- [WHAT YOU NEED TO DO] Check every line of the material below for the string "likes", and return the ones that have it.

--- START ---

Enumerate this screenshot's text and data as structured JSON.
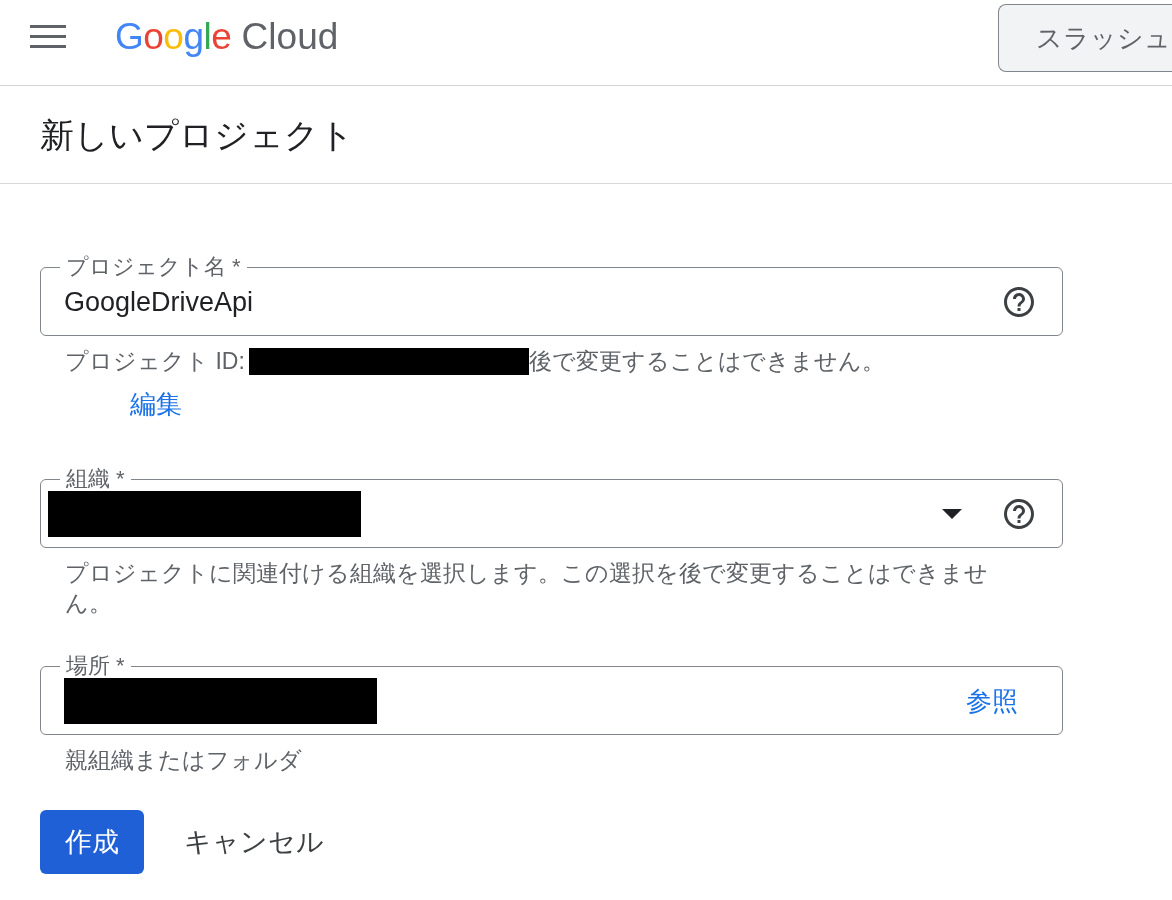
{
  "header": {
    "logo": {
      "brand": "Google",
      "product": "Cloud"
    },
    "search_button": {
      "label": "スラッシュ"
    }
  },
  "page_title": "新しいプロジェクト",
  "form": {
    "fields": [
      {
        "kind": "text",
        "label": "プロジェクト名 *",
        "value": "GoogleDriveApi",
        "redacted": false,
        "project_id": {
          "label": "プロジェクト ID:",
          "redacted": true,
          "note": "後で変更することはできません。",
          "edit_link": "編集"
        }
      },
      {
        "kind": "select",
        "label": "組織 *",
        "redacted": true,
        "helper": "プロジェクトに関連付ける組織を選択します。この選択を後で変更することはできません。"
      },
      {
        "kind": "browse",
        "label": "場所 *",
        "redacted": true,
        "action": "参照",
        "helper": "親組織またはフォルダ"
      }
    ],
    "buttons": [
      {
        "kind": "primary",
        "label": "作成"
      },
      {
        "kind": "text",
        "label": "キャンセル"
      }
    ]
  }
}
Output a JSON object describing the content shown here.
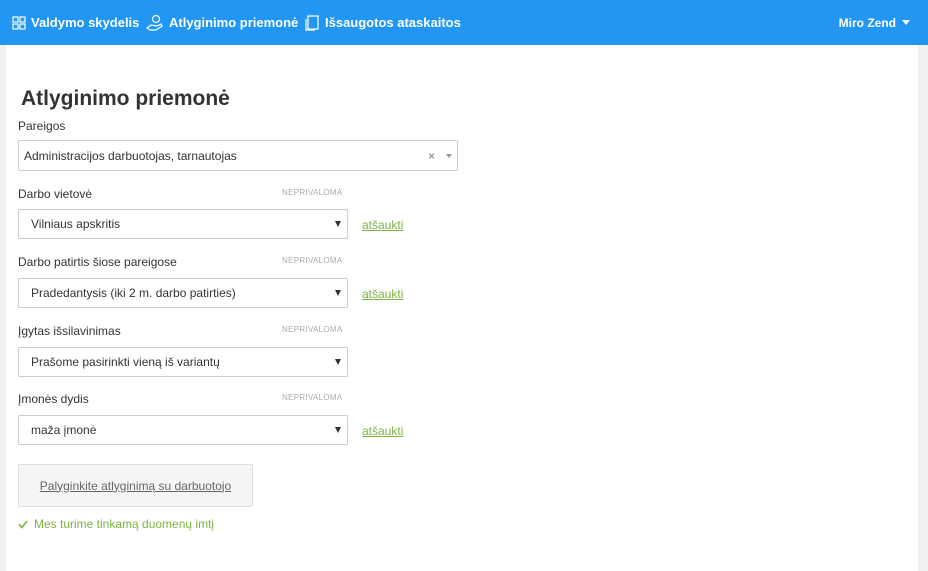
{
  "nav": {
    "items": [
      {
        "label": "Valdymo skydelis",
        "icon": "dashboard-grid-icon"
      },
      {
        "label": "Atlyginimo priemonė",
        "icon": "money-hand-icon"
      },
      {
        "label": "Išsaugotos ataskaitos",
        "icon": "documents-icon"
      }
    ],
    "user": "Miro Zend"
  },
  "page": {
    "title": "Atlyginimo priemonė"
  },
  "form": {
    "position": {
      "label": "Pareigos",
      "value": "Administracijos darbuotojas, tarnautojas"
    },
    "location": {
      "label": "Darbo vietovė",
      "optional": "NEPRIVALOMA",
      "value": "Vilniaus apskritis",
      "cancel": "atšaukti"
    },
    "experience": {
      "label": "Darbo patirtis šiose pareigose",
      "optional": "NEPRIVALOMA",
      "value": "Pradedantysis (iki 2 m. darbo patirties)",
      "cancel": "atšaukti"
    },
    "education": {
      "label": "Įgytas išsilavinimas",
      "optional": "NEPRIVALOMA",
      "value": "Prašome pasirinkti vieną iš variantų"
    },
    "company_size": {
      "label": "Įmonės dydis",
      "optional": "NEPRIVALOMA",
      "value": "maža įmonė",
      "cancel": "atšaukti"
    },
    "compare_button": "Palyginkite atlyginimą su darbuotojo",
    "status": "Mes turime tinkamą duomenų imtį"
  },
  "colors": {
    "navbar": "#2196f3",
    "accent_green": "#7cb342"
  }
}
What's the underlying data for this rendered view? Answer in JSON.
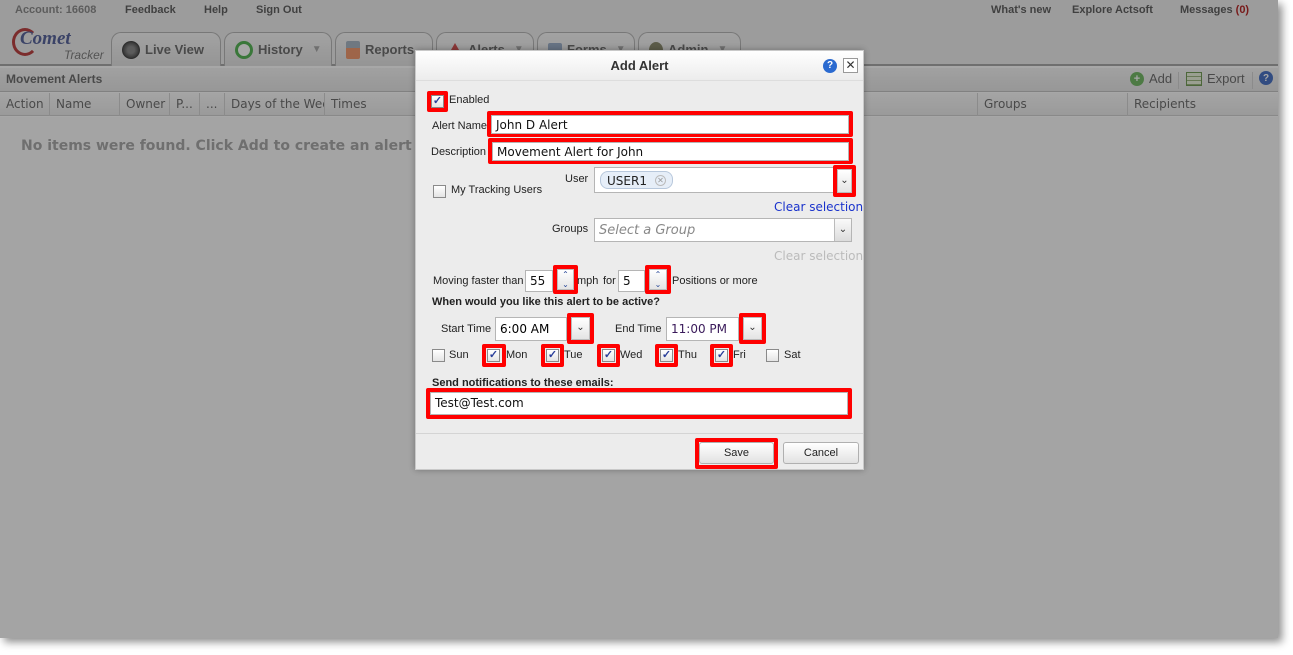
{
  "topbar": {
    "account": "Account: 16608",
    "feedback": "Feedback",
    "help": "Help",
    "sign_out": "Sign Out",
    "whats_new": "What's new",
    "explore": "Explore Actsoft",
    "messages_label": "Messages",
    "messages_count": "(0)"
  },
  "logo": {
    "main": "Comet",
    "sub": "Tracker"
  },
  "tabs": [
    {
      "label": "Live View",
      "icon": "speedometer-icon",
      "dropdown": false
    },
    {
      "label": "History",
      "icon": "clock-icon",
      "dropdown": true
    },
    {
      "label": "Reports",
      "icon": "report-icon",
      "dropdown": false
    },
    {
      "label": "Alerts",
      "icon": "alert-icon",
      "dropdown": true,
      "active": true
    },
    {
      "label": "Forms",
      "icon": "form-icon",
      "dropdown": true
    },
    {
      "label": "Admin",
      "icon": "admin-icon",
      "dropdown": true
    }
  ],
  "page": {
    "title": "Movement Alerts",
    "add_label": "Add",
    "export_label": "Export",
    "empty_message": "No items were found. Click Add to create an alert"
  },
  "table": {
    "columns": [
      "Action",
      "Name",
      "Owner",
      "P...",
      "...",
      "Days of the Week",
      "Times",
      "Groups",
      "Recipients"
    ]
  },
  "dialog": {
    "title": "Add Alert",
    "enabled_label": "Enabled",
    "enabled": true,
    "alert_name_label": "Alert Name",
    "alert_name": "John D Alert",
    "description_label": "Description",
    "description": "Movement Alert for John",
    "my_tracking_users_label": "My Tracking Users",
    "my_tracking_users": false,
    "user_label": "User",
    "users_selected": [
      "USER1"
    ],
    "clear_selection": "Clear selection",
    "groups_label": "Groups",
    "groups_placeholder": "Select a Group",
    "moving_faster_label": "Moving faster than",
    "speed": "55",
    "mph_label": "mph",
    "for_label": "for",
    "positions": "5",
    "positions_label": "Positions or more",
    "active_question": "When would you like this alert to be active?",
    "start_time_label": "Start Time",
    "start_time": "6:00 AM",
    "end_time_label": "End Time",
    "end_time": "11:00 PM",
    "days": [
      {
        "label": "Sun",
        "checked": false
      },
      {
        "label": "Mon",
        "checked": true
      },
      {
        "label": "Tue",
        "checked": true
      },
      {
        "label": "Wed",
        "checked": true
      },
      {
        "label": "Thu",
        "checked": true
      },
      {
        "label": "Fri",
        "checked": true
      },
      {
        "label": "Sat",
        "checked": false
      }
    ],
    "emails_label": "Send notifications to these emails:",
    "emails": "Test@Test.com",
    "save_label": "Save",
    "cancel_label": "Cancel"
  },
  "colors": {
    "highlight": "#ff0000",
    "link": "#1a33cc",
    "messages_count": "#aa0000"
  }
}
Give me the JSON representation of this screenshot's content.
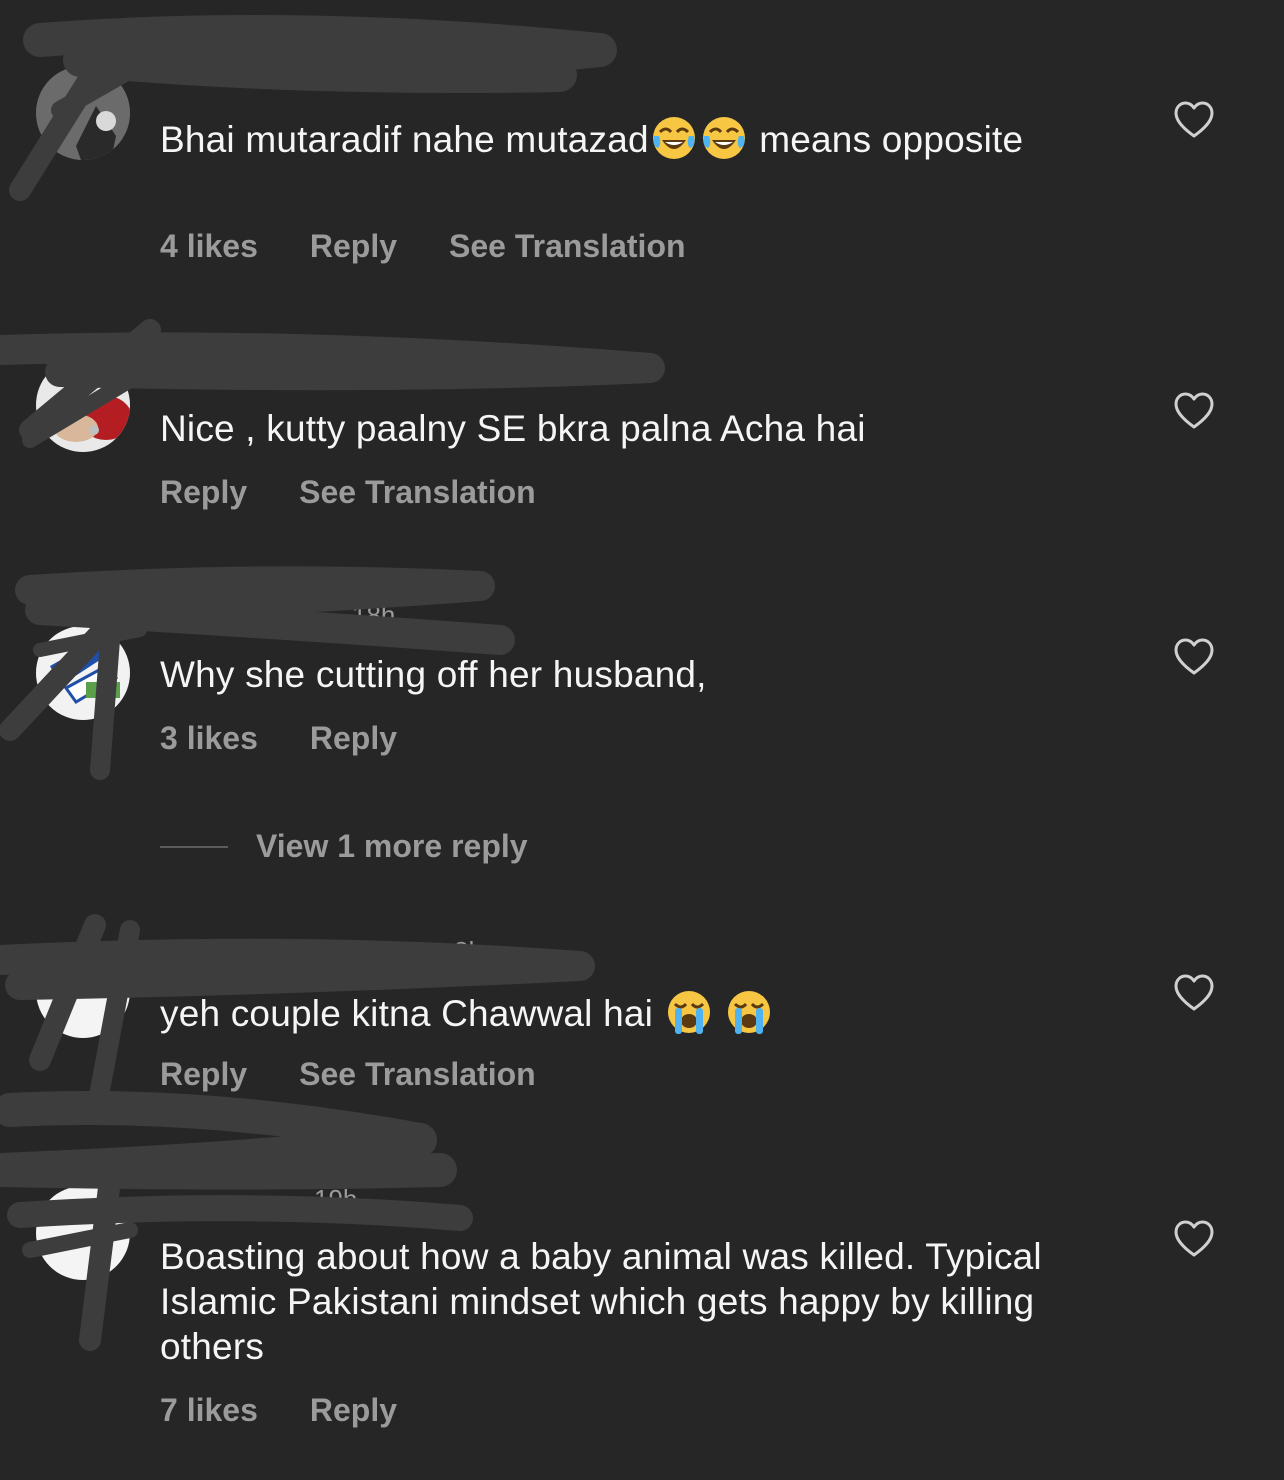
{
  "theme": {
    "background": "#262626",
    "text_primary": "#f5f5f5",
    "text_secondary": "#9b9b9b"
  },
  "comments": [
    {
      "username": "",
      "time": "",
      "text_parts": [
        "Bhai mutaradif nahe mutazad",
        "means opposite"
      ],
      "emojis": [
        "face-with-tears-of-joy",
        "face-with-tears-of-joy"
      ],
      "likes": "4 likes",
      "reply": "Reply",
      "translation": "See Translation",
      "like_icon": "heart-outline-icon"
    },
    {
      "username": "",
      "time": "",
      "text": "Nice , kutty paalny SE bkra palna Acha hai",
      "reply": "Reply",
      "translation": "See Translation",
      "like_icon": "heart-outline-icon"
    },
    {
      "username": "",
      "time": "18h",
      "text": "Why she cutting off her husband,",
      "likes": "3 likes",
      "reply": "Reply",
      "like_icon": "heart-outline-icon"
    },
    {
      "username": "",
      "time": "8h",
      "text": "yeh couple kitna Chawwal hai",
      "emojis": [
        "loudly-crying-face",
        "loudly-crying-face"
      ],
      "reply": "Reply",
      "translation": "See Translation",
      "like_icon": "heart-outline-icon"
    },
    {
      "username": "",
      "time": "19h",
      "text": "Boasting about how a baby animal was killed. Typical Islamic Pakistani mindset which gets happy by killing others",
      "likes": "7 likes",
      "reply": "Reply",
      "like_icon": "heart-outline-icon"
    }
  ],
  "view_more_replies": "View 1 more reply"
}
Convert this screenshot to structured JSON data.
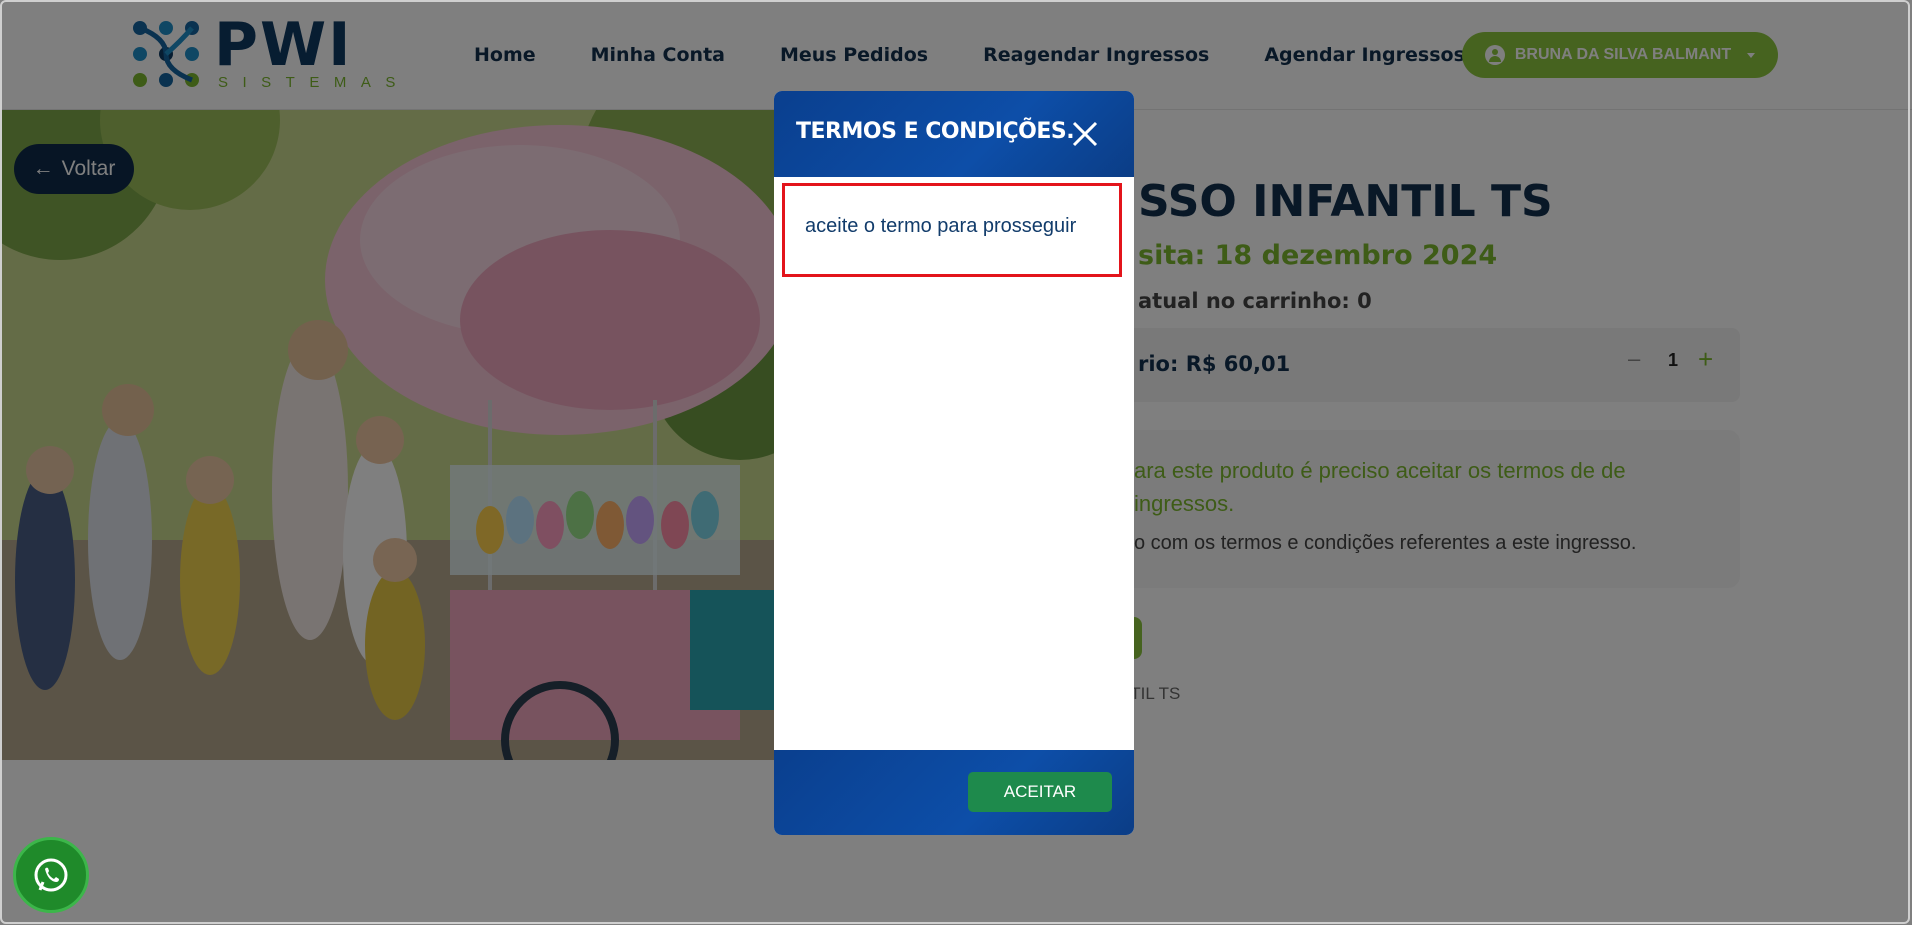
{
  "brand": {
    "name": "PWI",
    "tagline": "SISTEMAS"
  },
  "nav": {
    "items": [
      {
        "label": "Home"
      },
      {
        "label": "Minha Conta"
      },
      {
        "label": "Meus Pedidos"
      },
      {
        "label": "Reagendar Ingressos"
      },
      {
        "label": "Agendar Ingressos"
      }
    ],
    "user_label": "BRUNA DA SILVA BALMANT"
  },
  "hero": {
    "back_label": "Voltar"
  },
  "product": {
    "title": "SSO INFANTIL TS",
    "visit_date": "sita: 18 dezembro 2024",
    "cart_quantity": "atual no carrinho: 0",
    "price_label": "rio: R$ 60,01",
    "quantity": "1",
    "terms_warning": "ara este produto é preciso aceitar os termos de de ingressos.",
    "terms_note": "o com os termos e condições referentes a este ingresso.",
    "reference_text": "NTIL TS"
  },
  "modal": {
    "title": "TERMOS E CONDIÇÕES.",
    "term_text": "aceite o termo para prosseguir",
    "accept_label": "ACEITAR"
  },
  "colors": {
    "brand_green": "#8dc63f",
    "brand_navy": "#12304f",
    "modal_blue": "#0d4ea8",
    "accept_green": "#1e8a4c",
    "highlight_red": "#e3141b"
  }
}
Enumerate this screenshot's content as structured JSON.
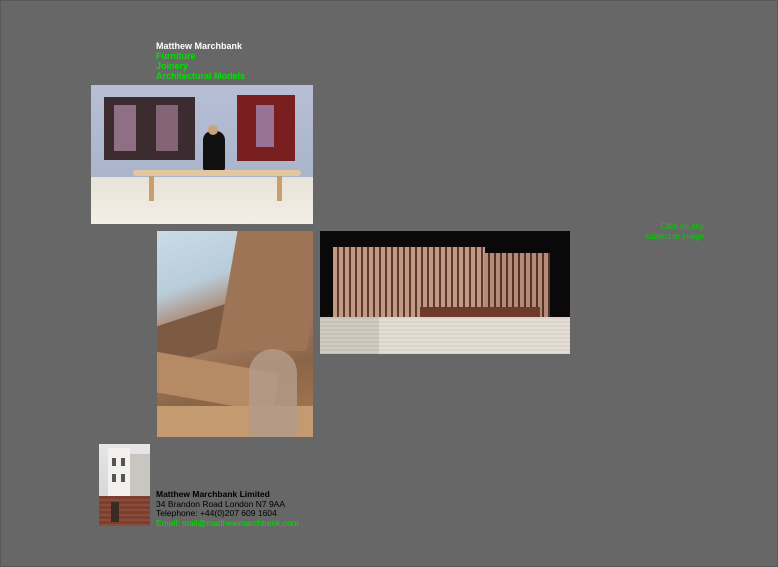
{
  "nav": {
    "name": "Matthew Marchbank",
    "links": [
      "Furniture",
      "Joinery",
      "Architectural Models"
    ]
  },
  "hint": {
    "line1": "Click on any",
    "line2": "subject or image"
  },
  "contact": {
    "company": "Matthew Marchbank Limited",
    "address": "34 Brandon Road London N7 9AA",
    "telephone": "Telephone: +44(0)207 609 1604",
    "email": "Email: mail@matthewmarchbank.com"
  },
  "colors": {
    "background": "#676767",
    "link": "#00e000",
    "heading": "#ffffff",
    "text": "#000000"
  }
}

--- END ---

- [SOLUTION FOR THIS PROBLEM]
      "likes": "4 likes",
      "likes": "3 likes",
      "likes": "7 likes",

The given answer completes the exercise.